• Exercise goal:
Copy the data word for word, starting at the line that contains "x-tick-label: 11/14/2021 [1010, 600, 1025, 675]" and ending after the line that contains "x-tick-label: 11/2/2021 [190, 600, 205, 667]".

Stored entries:
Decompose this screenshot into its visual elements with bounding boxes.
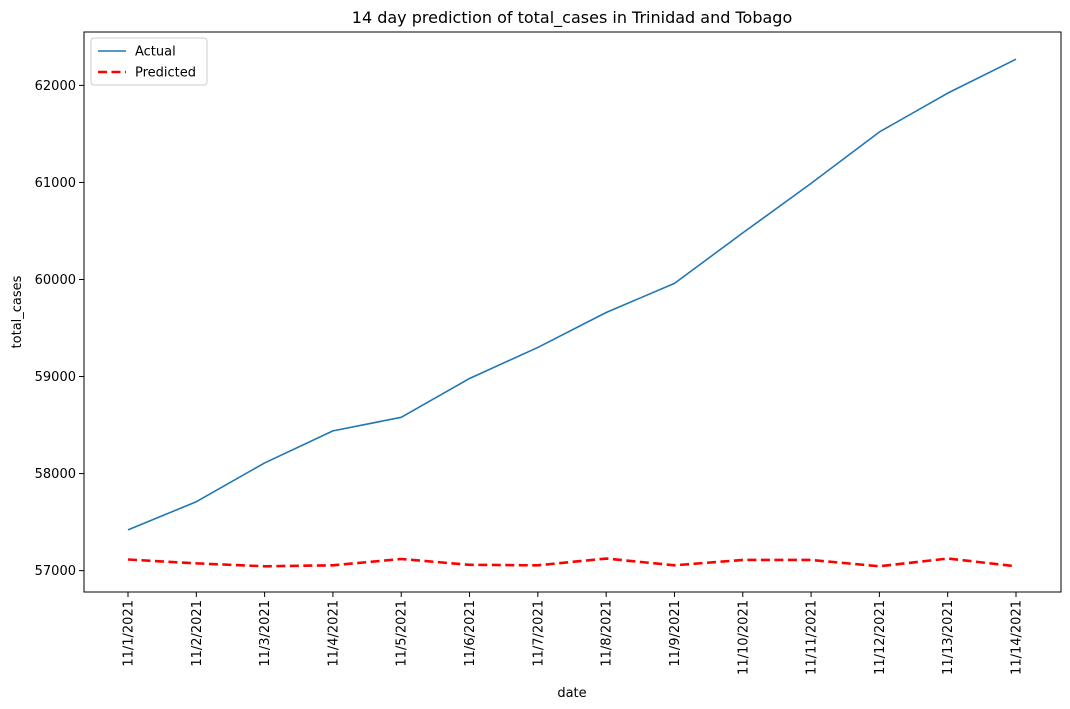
x-tick-label: 11/14/2021 [1010, 600, 1025, 675]
x-tick-label: 11/5/2021 [395, 600, 410, 667]
y-tick-label: 59000 [35, 370, 76, 385]
x-tick-label: 11/4/2021 [326, 600, 341, 667]
y-tick-label: 57000 [35, 564, 76, 579]
x-tick-label: 11/9/2021 [668, 600, 683, 667]
y-axis-label: total_cases [10, 275, 25, 348]
plot-frame [83, 31, 1062, 593]
x-tick-label: 11/2/2021 [190, 600, 205, 667]
x-tick-label: 11/3/2021 [258, 600, 273, 667]
x-tick-label: 11/13/2021 [941, 600, 956, 675]
y-tick-label: 60000 [35, 273, 76, 288]
legend: Actual Predicted [90, 37, 208, 86]
x-axis-label: date [557, 686, 586, 701]
legend-label-actual: Actual [135, 45, 176, 60]
chart-title: 14 day prediction of total_cases in Trin… [352, 8, 792, 28]
y-tick-label: 58000 [35, 467, 76, 482]
series-line-actual [127, 58, 1017, 531]
x-tick-label: 11/11/2021 [805, 600, 820, 675]
plot-area: 57000 58000 59000 60000 61000 62000 11/1/2021 1… [35, 31, 1062, 675]
x-tick-label: 11/12/2021 [873, 600, 888, 675]
y-tick-label: 61000 [35, 176, 76, 191]
x-tick-label: 11/1/2021 [122, 600, 137, 667]
x-tick-label: 11/6/2021 [463, 600, 478, 667]
legend-label-predicted: Predicted [135, 66, 196, 81]
x-tick-label: 11/10/2021 [736, 600, 751, 675]
y-tick-label: 62000 [35, 79, 76, 94]
x-tick-label: 11/8/2021 [600, 600, 615, 667]
x-tick-label: 11/7/2021 [531, 600, 546, 667]
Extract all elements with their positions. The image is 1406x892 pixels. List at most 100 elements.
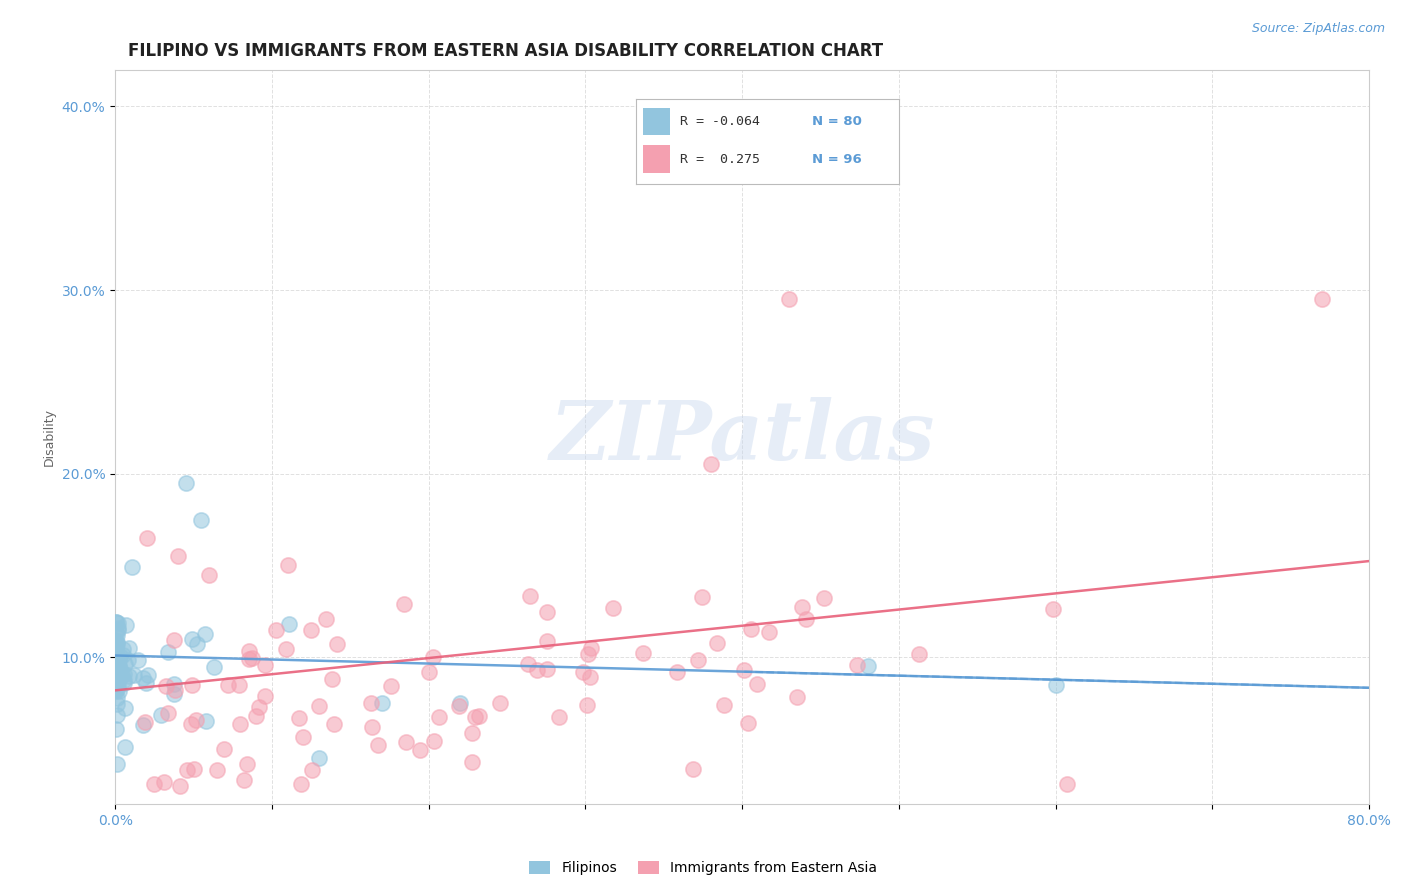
Point — [467, 709, 489, 723]
Point — [758, 624, 780, 639]
Point — [449, 696, 471, 710]
Point — [278, 617, 301, 632]
Point — [105, 660, 128, 674]
Point — [163, 632, 186, 647]
Point — [107, 678, 129, 692]
Point — [152, 775, 174, 789]
Point — [232, 772, 254, 787]
Point — [181, 677, 204, 691]
Point — [326, 637, 349, 651]
Point — [107, 621, 129, 635]
Point — [778, 292, 800, 306]
Point — [238, 644, 260, 658]
Point — [105, 708, 128, 723]
Point — [104, 681, 127, 695]
Point — [135, 531, 157, 545]
Point — [700, 458, 723, 472]
Legend: Filipinos, Immigrants from Eastern Asia: Filipinos, Immigrants from Eastern Asia — [523, 855, 883, 880]
Point — [112, 675, 135, 690]
Point — [1310, 292, 1333, 306]
Point — [104, 649, 127, 664]
Point — [576, 698, 599, 713]
Point — [449, 698, 471, 713]
Point — [104, 665, 127, 679]
Point — [105, 673, 128, 688]
Point — [790, 599, 813, 614]
Point — [107, 652, 129, 666]
Point — [315, 612, 337, 626]
Point — [254, 689, 277, 703]
Point — [105, 615, 128, 629]
Point — [277, 558, 299, 572]
Point — [132, 718, 155, 732]
Point — [190, 512, 212, 526]
Point — [217, 678, 239, 692]
Point — [706, 636, 728, 650]
Point — [686, 653, 709, 667]
Point — [392, 597, 415, 611]
Point — [308, 699, 330, 714]
Point — [214, 742, 236, 756]
Point — [127, 653, 149, 667]
Point — [380, 679, 402, 693]
Point — [740, 622, 762, 636]
Point — [690, 590, 713, 604]
Y-axis label: Disability: Disability — [44, 408, 56, 466]
Point — [370, 696, 392, 710]
Point — [105, 681, 128, 696]
Point — [105, 635, 128, 649]
Point — [845, 657, 868, 672]
Point — [183, 762, 205, 776]
Point — [104, 669, 127, 683]
Point — [464, 710, 486, 724]
Point — [117, 653, 139, 667]
Point — [429, 710, 451, 724]
Point — [418, 665, 440, 679]
Point — [813, 591, 835, 605]
Point — [156, 706, 179, 720]
Point — [108, 648, 131, 663]
Point — [105, 648, 128, 663]
Point — [274, 641, 297, 656]
Point — [180, 632, 202, 646]
Point — [104, 682, 127, 697]
Point — [526, 664, 548, 678]
Point — [121, 560, 143, 574]
Point — [409, 743, 432, 757]
Point — [138, 667, 160, 681]
Point — [132, 671, 155, 685]
Point — [107, 659, 129, 673]
Point — [245, 709, 267, 723]
Point — [105, 637, 128, 651]
Point — [135, 676, 157, 690]
Point — [180, 717, 202, 731]
Point — [536, 662, 558, 676]
Point — [666, 665, 689, 679]
Point — [184, 713, 207, 727]
Point — [112, 673, 135, 687]
Point — [299, 624, 322, 638]
Point — [579, 640, 602, 655]
Point — [602, 601, 624, 615]
Point — [1042, 602, 1064, 616]
Point — [163, 682, 186, 697]
Point — [422, 649, 444, 664]
Point — [134, 714, 156, 729]
Point — [516, 657, 538, 672]
Point — [1056, 777, 1078, 791]
Point — [572, 665, 595, 679]
Point — [169, 779, 191, 793]
Point — [107, 658, 129, 673]
Point — [104, 633, 127, 648]
Point — [228, 678, 250, 692]
Point — [240, 650, 263, 665]
Point — [519, 589, 541, 603]
Point — [682, 762, 704, 776]
Point — [287, 711, 309, 725]
Point — [367, 739, 389, 753]
Point — [202, 660, 225, 674]
Point — [1045, 678, 1067, 692]
Point — [247, 699, 270, 714]
Point — [856, 659, 879, 673]
Point — [536, 605, 558, 619]
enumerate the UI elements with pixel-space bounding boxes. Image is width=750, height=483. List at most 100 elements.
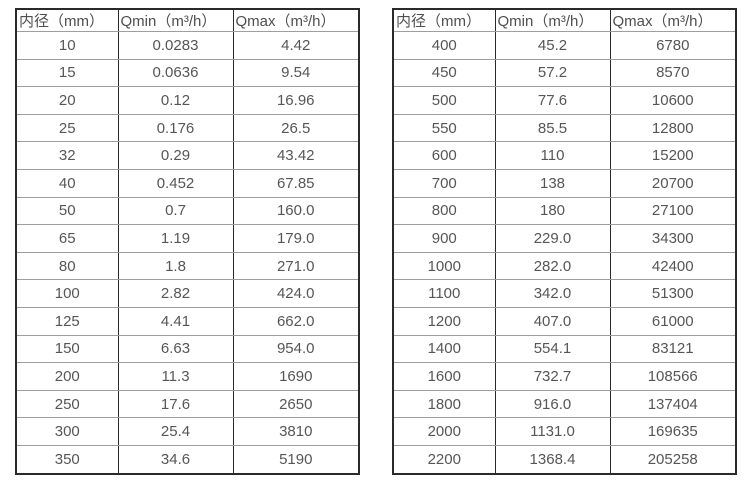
qmax-cell: 2650 — [232, 389, 360, 419]
qmax-cell: 169635 — [609, 417, 737, 446]
qmin-cell: 85.5 — [494, 113, 611, 143]
diameter-cell: 800 — [392, 196, 496, 226]
qmax-cell: 51300 — [609, 279, 737, 308]
diameter-cell: 1000 — [392, 251, 496, 281]
table-row: 15 0.0636 9.54 — [15, 58, 360, 88]
qmin-cell: 0.29 — [117, 141, 234, 170]
qmin-cell: 11.3 — [117, 362, 234, 391]
table-row: 65 1.19 179.0 — [15, 224, 360, 253]
qmin-cell: 229.0 — [494, 224, 611, 253]
table-row: 600 110 15200 — [392, 141, 737, 170]
qmax-cell: 179.0 — [232, 224, 360, 253]
diameter-cell: 300 — [15, 417, 119, 446]
flow-spec-table-small-diameters: 内径（mm） Qmin（m³/h） Qmax（m³/h） 10 0.0283 4.4… — [15, 8, 360, 475]
diameter-cell: 1600 — [392, 362, 496, 391]
table-row: 350 34.6 5190 — [15, 444, 360, 475]
qmax-cell: 43.42 — [232, 141, 360, 170]
table-row: 1100 342.0 51300 — [392, 279, 737, 308]
table-row: 500 77.6 10600 — [392, 86, 737, 115]
table-row: 550 85.5 12800 — [392, 113, 737, 143]
qmax-cell: 6780 — [609, 31, 737, 60]
diameter-cell: 150 — [15, 334, 119, 364]
diameter-cell: 20 — [15, 86, 119, 115]
qmax-cell: 10600 — [609, 86, 737, 115]
diameter-cell: 10 — [15, 31, 119, 60]
qmin-cell: 0.0636 — [117, 58, 234, 88]
qmin-cell: 342.0 — [494, 279, 611, 308]
table-row: 2200 1368.4 205258 — [392, 444, 737, 475]
table-row: 1000 282.0 42400 — [392, 251, 737, 281]
qmax-cell: 3810 — [232, 417, 360, 446]
qmin-cell: 0.0283 — [117, 31, 234, 60]
diameter-cell: 50 — [15, 196, 119, 226]
qmin-cell: 732.7 — [494, 362, 611, 391]
qmax-cell: 27100 — [609, 196, 737, 226]
qmin-cell: 110 — [494, 141, 611, 170]
diameter-cell: 2000 — [392, 417, 496, 446]
column-header-qmax: Qmax（m³/h） — [232, 8, 360, 32]
qmin-cell: 4.41 — [117, 306, 234, 336]
table-row: 100 2.82 424.0 — [15, 279, 360, 308]
qmax-cell: 15200 — [609, 141, 737, 170]
table-row: 900 229.0 34300 — [392, 224, 737, 253]
qmax-cell: 12800 — [609, 113, 737, 143]
table-row: 2000 1131.0 169635 — [392, 417, 737, 446]
table-body: 10 0.0283 4.42 15 0.0636 9.54 20 0.12 16.96 25 0.1… — [15, 31, 360, 475]
diameter-cell: 65 — [15, 224, 119, 253]
diameter-cell: 200 — [15, 362, 119, 391]
column-header-qmax: Qmax（m³/h） — [609, 8, 737, 32]
diameter-cell: 25 — [15, 113, 119, 143]
table-row: 150 6.63 954.0 — [15, 334, 360, 364]
qmin-cell: 180 — [494, 196, 611, 226]
qmin-cell: 1.8 — [117, 251, 234, 281]
qmax-cell: 8570 — [609, 58, 737, 88]
diameter-cell: 125 — [15, 306, 119, 336]
table-row: 300 25.4 3810 — [15, 417, 360, 446]
table-row: 40 0.452 67.85 — [15, 168, 360, 198]
table-row: 1800 916.0 137404 — [392, 389, 737, 419]
column-header-diameter: 内径（mm） — [392, 8, 496, 32]
qmax-cell: 34300 — [609, 224, 737, 253]
qmax-cell: 9.54 — [232, 58, 360, 88]
qmax-cell: 26.5 — [232, 113, 360, 143]
qmin-cell: 17.6 — [117, 389, 234, 419]
diameter-cell: 1800 — [392, 389, 496, 419]
qmin-cell: 34.6 — [117, 444, 234, 475]
qmax-cell: 20700 — [609, 168, 737, 198]
header-row: 内径（mm） Qmin（m³/h） Qmax（m³/h） — [392, 8, 737, 32]
qmin-cell: 2.82 — [117, 279, 234, 308]
qmin-cell: 407.0 — [494, 306, 611, 336]
diameter-cell: 1400 — [392, 334, 496, 364]
diameter-cell: 900 — [392, 224, 496, 253]
table-row: 450 57.2 8570 — [392, 58, 737, 88]
qmin-cell: 282.0 — [494, 251, 611, 281]
column-header-qmin: Qmin（m³/h） — [117, 8, 234, 32]
qmin-cell: 57.2 — [494, 58, 611, 88]
table-row: 1200 407.0 61000 — [392, 306, 737, 336]
diameter-cell: 15 — [15, 58, 119, 88]
table-row: 25 0.176 26.5 — [15, 113, 360, 143]
qmax-cell: 160.0 — [232, 196, 360, 226]
qmin-cell: 25.4 — [117, 417, 234, 446]
diameter-cell: 450 — [392, 58, 496, 88]
qmax-cell: 137404 — [609, 389, 737, 419]
table-row: 20 0.12 16.96 — [15, 86, 360, 115]
table-row: 80 1.8 271.0 — [15, 251, 360, 281]
diameter-cell: 350 — [15, 444, 119, 475]
qmax-cell: 67.85 — [232, 168, 360, 198]
table-row: 200 11.3 1690 — [15, 362, 360, 391]
diameter-cell: 600 — [392, 141, 496, 170]
qmin-cell: 1368.4 — [494, 444, 611, 475]
diameter-cell: 1200 — [392, 306, 496, 336]
flow-spec-table-large-diameters: 内径（mm） Qmin（m³/h） Qmax（m³/h） 400 45.2 6780… — [392, 8, 737, 475]
table-row: 50 0.7 160.0 — [15, 196, 360, 226]
table-row: 700 138 20700 — [392, 168, 737, 198]
qmax-cell: 16.96 — [232, 86, 360, 115]
qmax-cell: 42400 — [609, 251, 737, 281]
qmin-cell: 45.2 — [494, 31, 611, 60]
column-header-qmin: Qmin（m³/h） — [494, 8, 611, 32]
table-row: 800 180 27100 — [392, 196, 737, 226]
qmax-cell: 108566 — [609, 362, 737, 391]
diameter-cell: 100 — [15, 279, 119, 308]
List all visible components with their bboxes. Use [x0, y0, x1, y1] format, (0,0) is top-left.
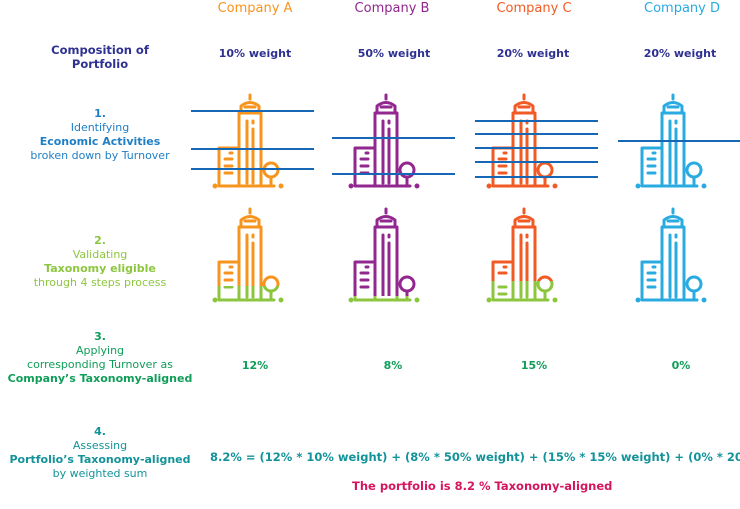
company-b-header: Company B — [354, 1, 430, 16]
building-icon — [635, 93, 707, 189]
weighted-sum-formula: 8.2% = (12% * 10% weight) + (8% * 50% we… — [210, 450, 740, 464]
step2-number: 2. — [94, 234, 106, 247]
company-b-aligned-value: 8% — [383, 359, 403, 372]
turnover-split-line — [475, 147, 598, 149]
turnover-split-line — [332, 173, 455, 175]
composition-line1: Composition of — [51, 43, 149, 57]
turnover-split-line — [191, 168, 314, 170]
step3-label: 3. Applying corresponding Turnover as Co… — [0, 330, 200, 386]
company-a-aligned-value: 12% — [241, 359, 269, 372]
building-icon — [212, 207, 284, 303]
company-c-weight: 20% weight — [496, 47, 570, 60]
turnover-split-line — [191, 148, 314, 150]
turnover-split-line — [475, 176, 598, 178]
step4-line1: Assessing — [72, 439, 128, 452]
turnover-split-line — [191, 110, 314, 112]
step1-number: 1. — [94, 107, 106, 120]
step1-label: 1. Identifying Economic Activities broke… — [0, 107, 200, 163]
turnover-split-line — [475, 133, 598, 135]
company-d-header: Company D — [644, 1, 720, 16]
company-c-aligned-value: 15% — [520, 359, 548, 372]
step1-line3: broken down by Turnover — [30, 149, 170, 162]
step2-label: 2. Validating Taxonomy eligible through … — [0, 234, 200, 290]
portfolio-conclusion: The portfolio is 8.2 % Taxonomy-aligned — [352, 479, 613, 493]
building-icon — [486, 207, 558, 303]
company-d-aligned-value: 0% — [671, 359, 691, 372]
step2-bold: Taxonomy eligible — [44, 262, 156, 275]
company-d-weight: 20% weight — [643, 47, 717, 60]
step4-label: 4. Assessing Portfolio’s Taxonomy-aligne… — [0, 425, 200, 481]
building-icon — [212, 93, 284, 189]
turnover-split-line — [475, 120, 598, 122]
building-icon — [486, 93, 558, 189]
building-icon — [635, 207, 707, 303]
step4-line3: by weighted sum — [52, 467, 148, 480]
step2-line1: Validating — [72, 248, 128, 261]
company-a-weight: 10% weight — [218, 47, 292, 60]
building-icon — [348, 93, 420, 189]
composition-line2: Portfolio — [71, 57, 129, 71]
step4-number: 4. — [94, 425, 106, 438]
step1-line1: Identifying — [70, 121, 130, 134]
step2-line3: through 4 steps process — [33, 276, 167, 289]
step3-number: 3. — [94, 330, 106, 343]
turnover-split-line — [475, 161, 598, 163]
turnover-split-line — [618, 140, 740, 142]
step3-line2: corresponding Turnover as — [27, 358, 173, 371]
turnover-split-line — [332, 137, 455, 139]
step4-bold: Portfolio’s Taxonomy-aligned — [9, 453, 191, 466]
company-a-header: Company A — [217, 1, 293, 16]
company-b-weight: 50% weight — [357, 47, 431, 60]
step3-bold: Company’s Taxonomy-aligned — [7, 372, 193, 385]
building-icon — [348, 207, 420, 303]
company-c-header: Company C — [496, 1, 572, 16]
composition-label: Composition of Portfolio — [0, 43, 200, 71]
step3-line1: Applying — [75, 344, 125, 357]
step1-bold: Economic Activities — [39, 135, 161, 148]
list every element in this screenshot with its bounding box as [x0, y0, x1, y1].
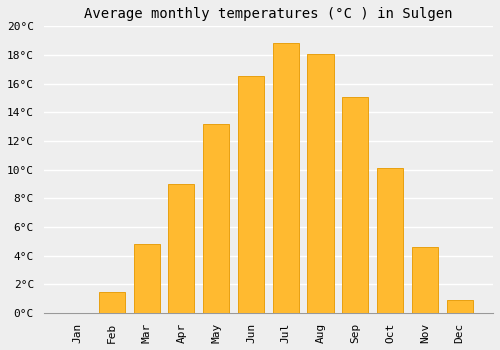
- Bar: [412, 247, 438, 313]
- Bar: [377, 168, 403, 313]
- Bar: [272, 43, 299, 313]
- Bar: [203, 124, 229, 313]
- Bar: [134, 244, 160, 313]
- Bar: [342, 97, 368, 313]
- Bar: [238, 76, 264, 313]
- Bar: [446, 300, 472, 313]
- Title: Average monthly temperatures (°C ) in Sulgen: Average monthly temperatures (°C ) in Su…: [84, 7, 452, 21]
- Bar: [308, 54, 334, 313]
- Bar: [99, 292, 125, 313]
- Bar: [168, 184, 194, 313]
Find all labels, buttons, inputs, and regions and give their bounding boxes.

• Finished answer:
x-tick-label: 11/14/2021 [1010, 600, 1025, 675]
x-tick-label: 11/5/2021 [395, 600, 410, 667]
y-tick-label: 59000 [35, 370, 76, 385]
x-tick-label: 11/4/2021 [326, 600, 341, 667]
y-tick-label: 57000 [35, 564, 76, 579]
x-tick-label: 11/9/2021 [668, 600, 683, 667]
y-axis-label: total_cases [10, 275, 25, 348]
plot-frame [83, 31, 1062, 593]
x-tick-label: 11/2/2021 [190, 600, 205, 667]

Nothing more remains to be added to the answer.